[Extracted records]
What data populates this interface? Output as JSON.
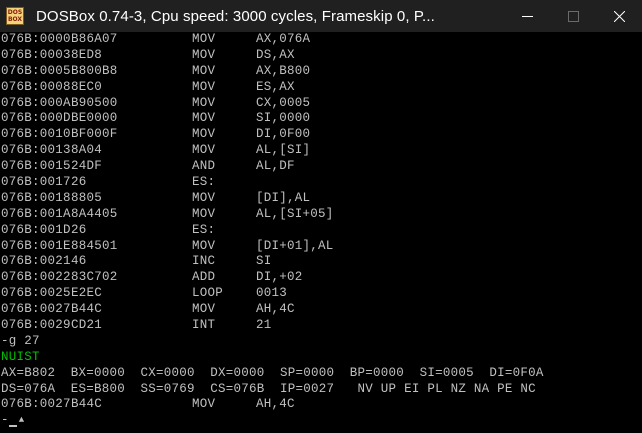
{
  "titlebar": {
    "icon_lines": [
      "DOS",
      "BOX"
    ],
    "title": "DOSBox 0.74-3, Cpu speed:     3000 cycles, Frameskip  0, P...",
    "minimize_icon": "minimize-icon",
    "maximize_icon": "maximize-icon",
    "close_icon": "close-icon"
  },
  "console": {
    "disasm": [
      {
        "addr": "076B:0000",
        "hex": "B86A07",
        "mnemonic": "MOV",
        "operands": "AX,076A"
      },
      {
        "addr": "076B:0003",
        "hex": "8ED8",
        "mnemonic": "MOV",
        "operands": "DS,AX"
      },
      {
        "addr": "076B:0005",
        "hex": "B800B8",
        "mnemonic": "MOV",
        "operands": "AX,B800"
      },
      {
        "addr": "076B:0008",
        "hex": "8EC0",
        "mnemonic": "MOV",
        "operands": "ES,AX"
      },
      {
        "addr": "076B:000A",
        "hex": "B90500",
        "mnemonic": "MOV",
        "operands": "CX,0005"
      },
      {
        "addr": "076B:000D",
        "hex": "BE0000",
        "mnemonic": "MOV",
        "operands": "SI,0000"
      },
      {
        "addr": "076B:0010",
        "hex": "BF000F",
        "mnemonic": "MOV",
        "operands": "DI,0F00"
      },
      {
        "addr": "076B:0013",
        "hex": "8A04",
        "mnemonic": "MOV",
        "operands": "AL,[SI]"
      },
      {
        "addr": "076B:0015",
        "hex": "24DF",
        "mnemonic": "AND",
        "operands": "AL,DF"
      },
      {
        "addr": "076B:0017",
        "hex": "26",
        "mnemonic": "ES:",
        "operands": ""
      },
      {
        "addr": "076B:0018",
        "hex": "8805",
        "mnemonic": "MOV",
        "operands": "[DI],AL"
      },
      {
        "addr": "076B:001A",
        "hex": "8A4405",
        "mnemonic": "MOV",
        "operands": "AL,[SI+05]"
      },
      {
        "addr": "076B:001D",
        "hex": "26",
        "mnemonic": "ES:",
        "operands": ""
      },
      {
        "addr": "076B:001E",
        "hex": "884501",
        "mnemonic": "MOV",
        "operands": "[DI+01],AL"
      },
      {
        "addr": "076B:0021",
        "hex": "46",
        "mnemonic": "INC",
        "operands": "SI"
      },
      {
        "addr": "076B:0022",
        "hex": "83C702",
        "mnemonic": "ADD",
        "operands": "DI,+02"
      },
      {
        "addr": "076B:0025",
        "hex": "E2EC",
        "mnemonic": "LOOP",
        "operands": "0013"
      },
      {
        "addr": "076B:0027",
        "hex": "B44C",
        "mnemonic": "MOV",
        "operands": "AH,4C"
      },
      {
        "addr": "076B:0029",
        "hex": "CD21",
        "mnemonic": "INT",
        "operands": "21"
      }
    ],
    "command": "-g 27",
    "program_output": "NUIST",
    "registers_line1": "AX=B802  BX=0000  CX=0000  DX=0000  SP=0000  BP=0000  SI=0005  DI=0F0A",
    "registers_line2": "DS=076A  ES=B800  SS=0769  CS=076B  IP=0027   NV UP EI PL NZ NA PE NC",
    "current_instr": {
      "addr": "076B:0027",
      "hex": "B44C",
      "mnemonic": "MOV",
      "operands": "AH,4C"
    },
    "prompt": "-",
    "up_arrow": "▲",
    "colors": {
      "text": "#c0c0c0",
      "output": "#00c000",
      "titlebar": "#202020"
    }
  }
}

Problem details: Quote the records above in full, dropping each picture.

Response:
What data populates this interface? Output as JSON.
{
  "titlebar": {
    "icon_lines": [
      "DOS",
      "BOX"
    ],
    "title": "DOSBox 0.74-3, Cpu speed:     3000 cycles, Frameskip  0, P...",
    "minimize_icon": "minimize-icon",
    "maximize_icon": "maximize-icon",
    "close_icon": "close-icon"
  },
  "console": {
    "disasm": [
      {
        "addr": "076B:0000",
        "hex": "B86A07",
        "mnemonic": "MOV",
        "operands": "AX,076A"
      },
      {
        "addr": "076B:0003",
        "hex": "8ED8",
        "mnemonic": "MOV",
        "operands": "DS,AX"
      },
      {
        "addr": "076B:0005",
        "hex": "B800B8",
        "mnemonic": "MOV",
        "operands": "AX,B800"
      },
      {
        "addr": "076B:0008",
        "hex": "8EC0",
        "mnemonic": "MOV",
        "operands": "ES,AX"
      },
      {
        "addr": "076B:000A",
        "hex": "B90500",
        "mnemonic": "MOV",
        "operands": "CX,0005"
      },
      {
        "addr": "076B:000D",
        "hex": "BE0000",
        "mnemonic": "MOV",
        "operands": "SI,0000"
      },
      {
        "addr": "076B:0010",
        "hex": "BF000F",
        "mnemonic": "MOV",
        "operands": "DI,0F00"
      },
      {
        "addr": "076B:0013",
        "hex": "8A04",
        "mnemonic": "MOV",
        "operands": "AL,[SI]"
      },
      {
        "addr": "076B:0015",
        "hex": "24DF",
        "mnemonic": "AND",
        "operands": "AL,DF"
      },
      {
        "addr": "076B:0017",
        "hex": "26",
        "mnemonic": "ES:",
        "operands": ""
      },
      {
        "addr": "076B:0018",
        "hex": "8805",
        "mnemonic": "MOV",
        "operands": "[DI],AL"
      },
      {
        "addr": "076B:001A",
        "hex": "8A4405",
        "mnemonic": "MOV",
        "operands": "AL,[SI+05]"
      },
      {
        "addr": "076B:001D",
        "hex": "26",
        "mnemonic": "ES:",
        "operands": ""
      },
      {
        "addr": "076B:001E",
        "hex": "884501",
        "mnemonic": "MOV",
        "operands": "[DI+01],AL"
      },
      {
        "addr": "076B:0021",
        "hex": "46",
        "mnemonic": "INC",
        "operands": "SI"
      },
      {
        "addr": "076B:0022",
        "hex": "83C702",
        "mnemonic": "ADD",
        "operands": "DI,+02"
      },
      {
        "addr": "076B:0025",
        "hex": "E2EC",
        "mnemonic": "LOOP",
        "operands": "0013"
      },
      {
        "addr": "076B:0027",
        "hex": "B44C",
        "mnemonic": "MOV",
        "operands": "AH,4C"
      },
      {
        "addr": "076B:0029",
        "hex": "CD21",
        "mnemonic": "INT",
        "operands": "21"
      }
    ],
    "command": "-g 27",
    "program_output": "NUIST",
    "registers_line1": "AX=B802  BX=0000  CX=0000  DX=0000  SP=0000  BP=0000  SI=0005  DI=0F0A",
    "registers_line2": "DS=076A  ES=B800  SS=0769  CS=076B  IP=0027   NV UP EI PL NZ NA PE NC",
    "current_instr": {
      "addr": "076B:0027",
      "hex": "B44C",
      "mnemonic": "MOV",
      "operands": "AH,4C"
    },
    "prompt": "-",
    "up_arrow": "▲",
    "colors": {
      "text": "#c0c0c0",
      "output": "#00c000",
      "titlebar": "#202020"
    }
  }
}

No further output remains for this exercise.